§ **Problem to solve**
Could you transcribe the material below exactly, without leaving out a single line?
◇ ◇ ◇ ◇ ◇ ◇ ◇
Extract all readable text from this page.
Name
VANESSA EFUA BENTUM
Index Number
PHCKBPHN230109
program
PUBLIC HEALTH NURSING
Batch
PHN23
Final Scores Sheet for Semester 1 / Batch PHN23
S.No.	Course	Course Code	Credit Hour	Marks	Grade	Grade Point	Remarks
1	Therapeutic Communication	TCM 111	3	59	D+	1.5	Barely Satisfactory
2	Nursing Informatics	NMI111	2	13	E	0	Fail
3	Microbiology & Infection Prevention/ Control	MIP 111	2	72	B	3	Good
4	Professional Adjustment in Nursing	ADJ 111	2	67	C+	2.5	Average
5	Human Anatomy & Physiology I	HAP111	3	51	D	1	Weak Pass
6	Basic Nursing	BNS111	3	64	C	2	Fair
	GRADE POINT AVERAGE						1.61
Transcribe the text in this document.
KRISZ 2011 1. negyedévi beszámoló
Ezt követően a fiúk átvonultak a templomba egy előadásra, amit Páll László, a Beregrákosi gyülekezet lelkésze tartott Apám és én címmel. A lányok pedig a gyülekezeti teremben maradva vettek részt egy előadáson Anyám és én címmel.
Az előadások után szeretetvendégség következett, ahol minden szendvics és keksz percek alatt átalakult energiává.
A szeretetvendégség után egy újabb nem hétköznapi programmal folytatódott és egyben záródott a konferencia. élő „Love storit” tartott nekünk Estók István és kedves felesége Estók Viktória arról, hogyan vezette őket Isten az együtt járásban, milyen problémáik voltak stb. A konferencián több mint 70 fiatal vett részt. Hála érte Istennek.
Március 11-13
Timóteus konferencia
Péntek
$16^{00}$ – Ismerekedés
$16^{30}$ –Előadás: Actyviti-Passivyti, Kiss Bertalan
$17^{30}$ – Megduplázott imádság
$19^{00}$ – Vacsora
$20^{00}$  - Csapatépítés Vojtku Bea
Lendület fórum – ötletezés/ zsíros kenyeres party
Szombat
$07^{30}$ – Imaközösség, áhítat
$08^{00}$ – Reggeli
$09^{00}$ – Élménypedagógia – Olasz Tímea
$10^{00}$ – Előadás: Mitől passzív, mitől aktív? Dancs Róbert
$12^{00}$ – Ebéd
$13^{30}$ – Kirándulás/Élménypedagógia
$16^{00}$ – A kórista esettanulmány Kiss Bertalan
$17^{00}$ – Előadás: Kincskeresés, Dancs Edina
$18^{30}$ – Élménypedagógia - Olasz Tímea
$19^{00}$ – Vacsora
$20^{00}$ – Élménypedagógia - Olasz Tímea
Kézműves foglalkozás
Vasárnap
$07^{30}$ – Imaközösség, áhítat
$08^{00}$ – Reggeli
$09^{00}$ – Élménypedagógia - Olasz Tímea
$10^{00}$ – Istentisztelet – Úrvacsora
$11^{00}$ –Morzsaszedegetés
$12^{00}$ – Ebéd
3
◇ ◇ ◇ ◇ ◇ ◇ ◇
§ **Solved problem**
Extract all readable text from this page.
Name
VANESSA EFUA BENTUM
Index Number
PHCKBPHN230109
program
PUBLIC HEALTH NURSING
Batch
PHN23
Final Scores Sheet for Semester 1 / Batch PHN23
S.No.	Course	Course Code	Credit Hour	Marks	Grade	Grade Point	Remarks
1	Therapeutic Communication	TCM 111	3	59	D+	1.5	Barely Satisfactory
2	Nursing Informatics	NMI111	2	13	E	0	Fail
3	Microbiology & Infection Prevention/ Control	MIP 111	2	72	B	3	Good
4	Professional Adjustment in Nursing	ADJ 111	2	67	C+	2.5	Average
5	Human Anatomy & Physiology I	HAP111	3	51	D	1	Weak Pass
6	Basic Nursing	BNS111	3	64	C	2	Fair
	GRADE POINT AVERAGE						1.61
Transcribe the text in this document.
KRISZ 2011 1. negyedévi beszámoló
Ezt követően a fiúk átvonultak a templomba egy előadásra, amit Páll László, a Beregrákosi gyülekezet lelkésze tartott Apám és én címmel. A lányok pedig a gyülekezeti teremben maradva vettek részt egy előadáson Anyám és én címmel.
Az előadások után szeretetvendégség következett, ahol minden szendvics és keksz percek alatt átalakult energiává.
A szeretetvendégség után egy újabb nem hétköznapi programmal folytatódott és egyben záródott a konferencia. élő „Love storit” tartott nekünk Estók István és kedves felesége Estók Viktória arról, hogyan vezette őket Isten az együtt járásban, milyen problémáik voltak stb. A konferencián több mint 70 fiatal vett részt. Hála érte Istennek.
Március 11-13
Timóteus konferencia
Péntek
$16^{00}$ – Ismerekedés
$16^{30}$ –Előadás: Actyviti-Passivyti, Kiss Bertalan
$17^{30}$ – Megduplázott imádság
$19^{00}$ – Vacsora
$20^{00}$  - Csapatépítés Vojtku Bea
Lendület fórum – ötletezés/ zsíros kenyeres party
Szombat
$07^{30}$ – Imaközösség, áhítat
$08^{00}$ – Reggeli
$09^{00}$ – Élménypedagógia – Olasz Tímea
$10^{00}$ – Előadás: Mitől passzív, mitől aktív? Dancs Róbert
$12^{00}$ – Ebéd
$13^{30}$ – Kirándulás/Élménypedagógia
$16^{00}$ – A kórista esettanulmány Kiss Bertalan
$17^{00}$ – Előadás: Kincskeresés, Dancs Edina
$18^{30}$ – Élménypedagógia - Olasz Tímea
$19^{00}$ – Vacsora
$20^{00}$ – Élménypedagógia - Olasz Tímea
Kézműves foglalkozás
Vasárnap
$07^{30}$ – Imaközösség, áhítat
$08^{00}$ – Reggeli
$09^{00}$ – Élménypedagógia - Olasz Tímea
$10^{00}$ – Istentisztelet – Úrvacsora
$11^{00}$ –Morzsaszedegetés
$12^{00}$ – Ebéd
3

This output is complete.